— Start of EXTRACTED RECORDS —

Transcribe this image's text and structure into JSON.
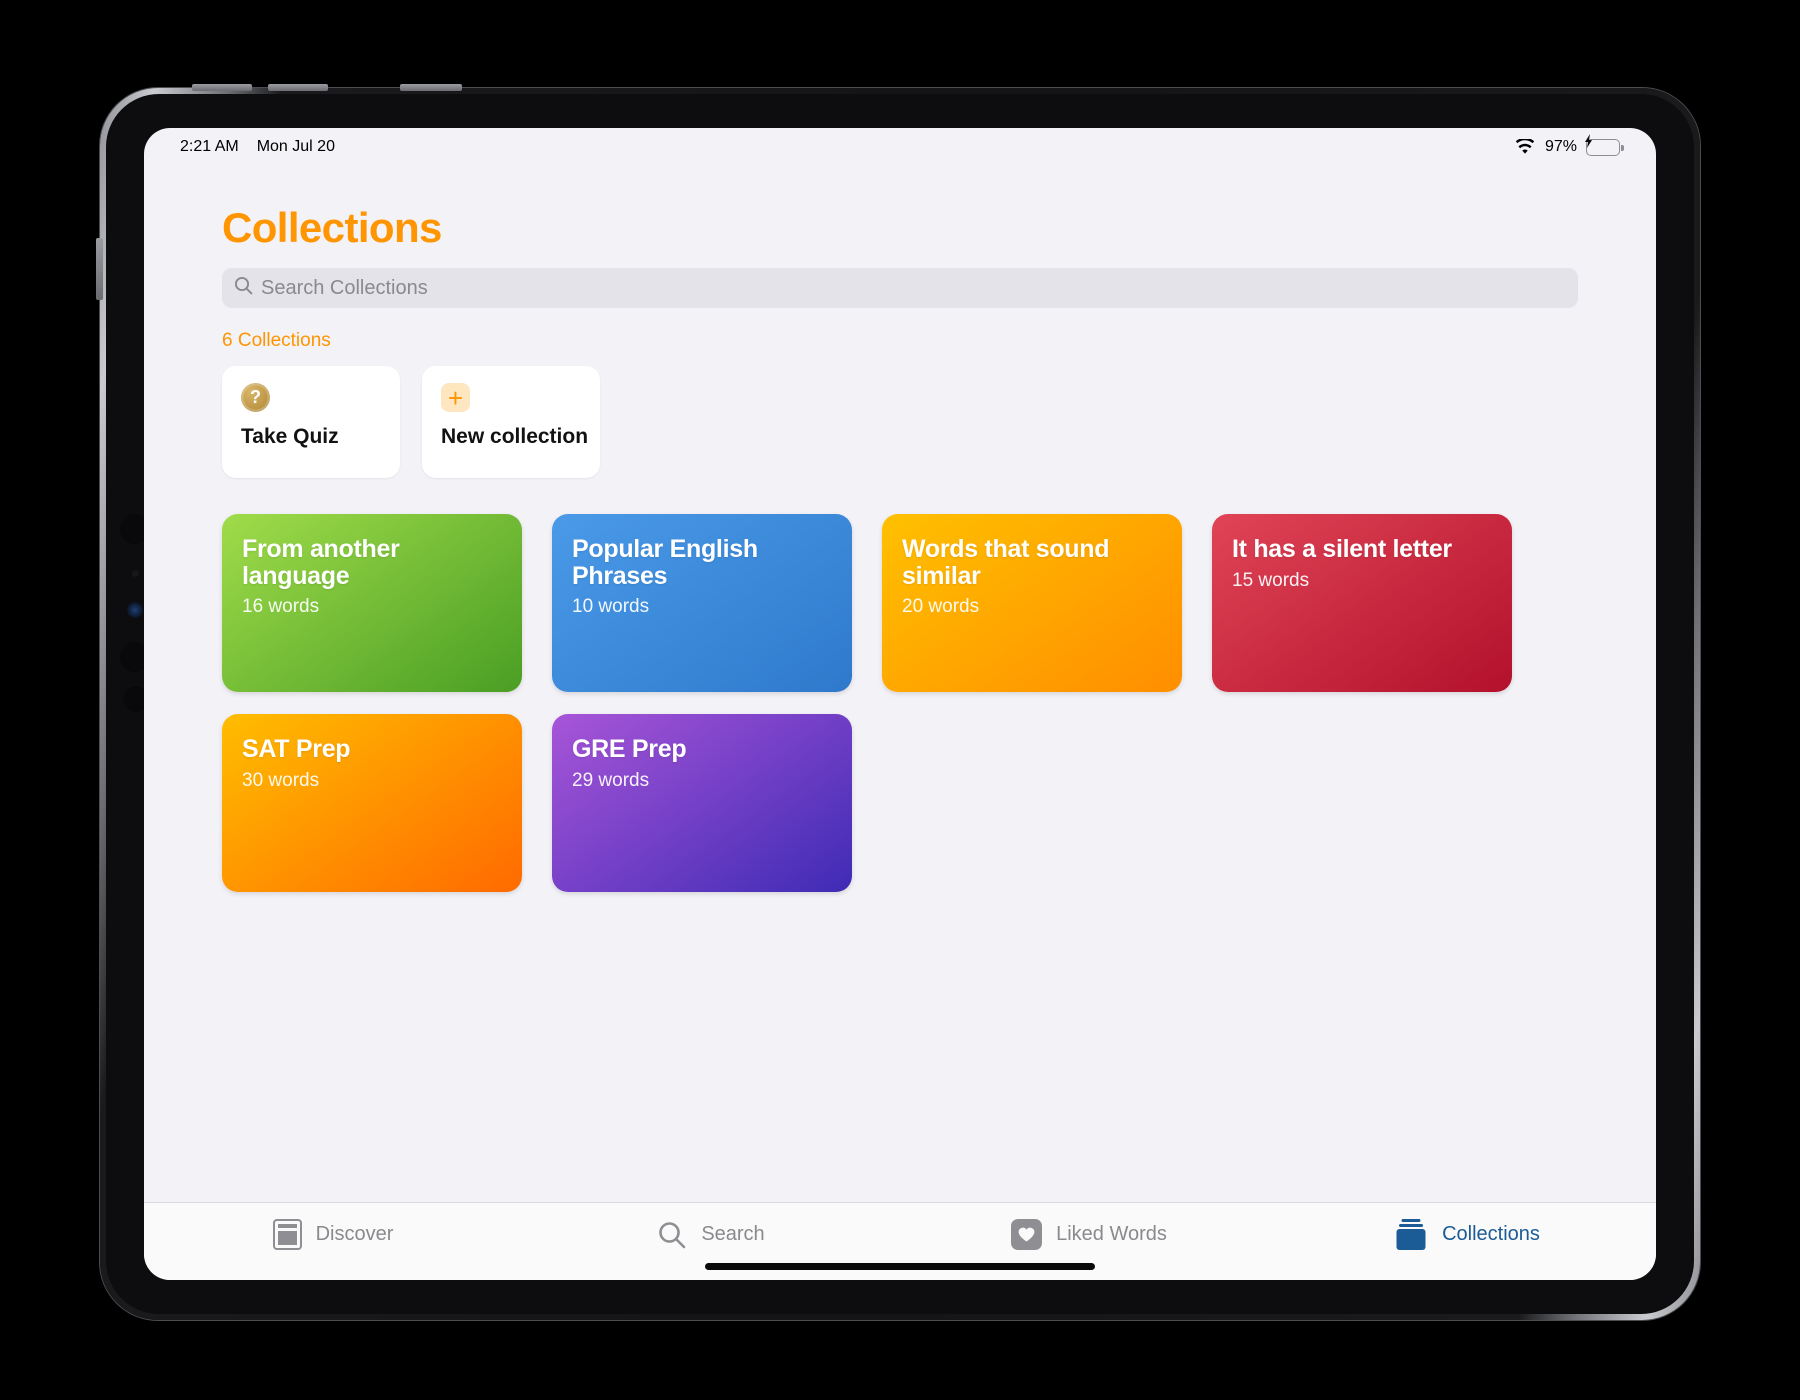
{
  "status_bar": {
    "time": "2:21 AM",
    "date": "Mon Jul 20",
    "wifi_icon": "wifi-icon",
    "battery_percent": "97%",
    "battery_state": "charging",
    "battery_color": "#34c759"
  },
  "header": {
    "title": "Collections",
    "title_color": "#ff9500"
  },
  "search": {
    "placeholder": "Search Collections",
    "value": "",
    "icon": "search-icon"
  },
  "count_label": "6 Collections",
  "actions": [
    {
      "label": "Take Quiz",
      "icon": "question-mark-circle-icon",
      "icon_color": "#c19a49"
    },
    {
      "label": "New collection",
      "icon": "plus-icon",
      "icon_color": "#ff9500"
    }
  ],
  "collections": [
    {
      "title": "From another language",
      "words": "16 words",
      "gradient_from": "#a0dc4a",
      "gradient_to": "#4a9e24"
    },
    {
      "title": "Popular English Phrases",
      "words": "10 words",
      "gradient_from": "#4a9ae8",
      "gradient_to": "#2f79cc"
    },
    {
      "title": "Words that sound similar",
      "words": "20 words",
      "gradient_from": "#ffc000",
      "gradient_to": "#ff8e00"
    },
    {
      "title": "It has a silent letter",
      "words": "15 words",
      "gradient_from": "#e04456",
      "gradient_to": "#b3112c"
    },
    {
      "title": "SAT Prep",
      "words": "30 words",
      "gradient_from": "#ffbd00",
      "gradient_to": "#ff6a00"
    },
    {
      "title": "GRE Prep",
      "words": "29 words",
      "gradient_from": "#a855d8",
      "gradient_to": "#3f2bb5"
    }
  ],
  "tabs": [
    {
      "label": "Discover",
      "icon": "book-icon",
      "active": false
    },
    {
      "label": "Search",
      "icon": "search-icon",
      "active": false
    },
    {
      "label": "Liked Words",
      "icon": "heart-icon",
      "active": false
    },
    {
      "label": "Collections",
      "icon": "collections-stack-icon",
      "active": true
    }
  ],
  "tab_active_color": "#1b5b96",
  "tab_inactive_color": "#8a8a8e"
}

— End of EXTRACTED RECORDS —

**EXERCISE BRIEF**
Without the pictures, output the full listing exactly as it stands.

**FINISHED TASK**
Transcribe this image's text and structure into JSON.
{
  "status_bar": {
    "time": "2:21 AM",
    "date": "Mon Jul 20",
    "wifi_icon": "wifi-icon",
    "battery_percent": "97%",
    "battery_state": "charging",
    "battery_color": "#34c759"
  },
  "header": {
    "title": "Collections",
    "title_color": "#ff9500"
  },
  "search": {
    "placeholder": "Search Collections",
    "value": "",
    "icon": "search-icon"
  },
  "count_label": "6 Collections",
  "actions": [
    {
      "label": "Take Quiz",
      "icon": "question-mark-circle-icon",
      "icon_color": "#c19a49"
    },
    {
      "label": "New collection",
      "icon": "plus-icon",
      "icon_color": "#ff9500"
    }
  ],
  "collections": [
    {
      "title": "From another language",
      "words": "16 words",
      "gradient_from": "#a0dc4a",
      "gradient_to": "#4a9e24"
    },
    {
      "title": "Popular English Phrases",
      "words": "10 words",
      "gradient_from": "#4a9ae8",
      "gradient_to": "#2f79cc"
    },
    {
      "title": "Words that sound similar",
      "words": "20 words",
      "gradient_from": "#ffc000",
      "gradient_to": "#ff8e00"
    },
    {
      "title": "It has a silent letter",
      "words": "15 words",
      "gradient_from": "#e04456",
      "gradient_to": "#b3112c"
    },
    {
      "title": "SAT Prep",
      "words": "30 words",
      "gradient_from": "#ffbd00",
      "gradient_to": "#ff6a00"
    },
    {
      "title": "GRE Prep",
      "words": "29 words",
      "gradient_from": "#a855d8",
      "gradient_to": "#3f2bb5"
    }
  ],
  "tabs": [
    {
      "label": "Discover",
      "icon": "book-icon",
      "active": false
    },
    {
      "label": "Search",
      "icon": "search-icon",
      "active": false
    },
    {
      "label": "Liked Words",
      "icon": "heart-icon",
      "active": false
    },
    {
      "label": "Collections",
      "icon": "collections-stack-icon",
      "active": true
    }
  ],
  "tab_active_color": "#1b5b96",
  "tab_inactive_color": "#8a8a8e"
}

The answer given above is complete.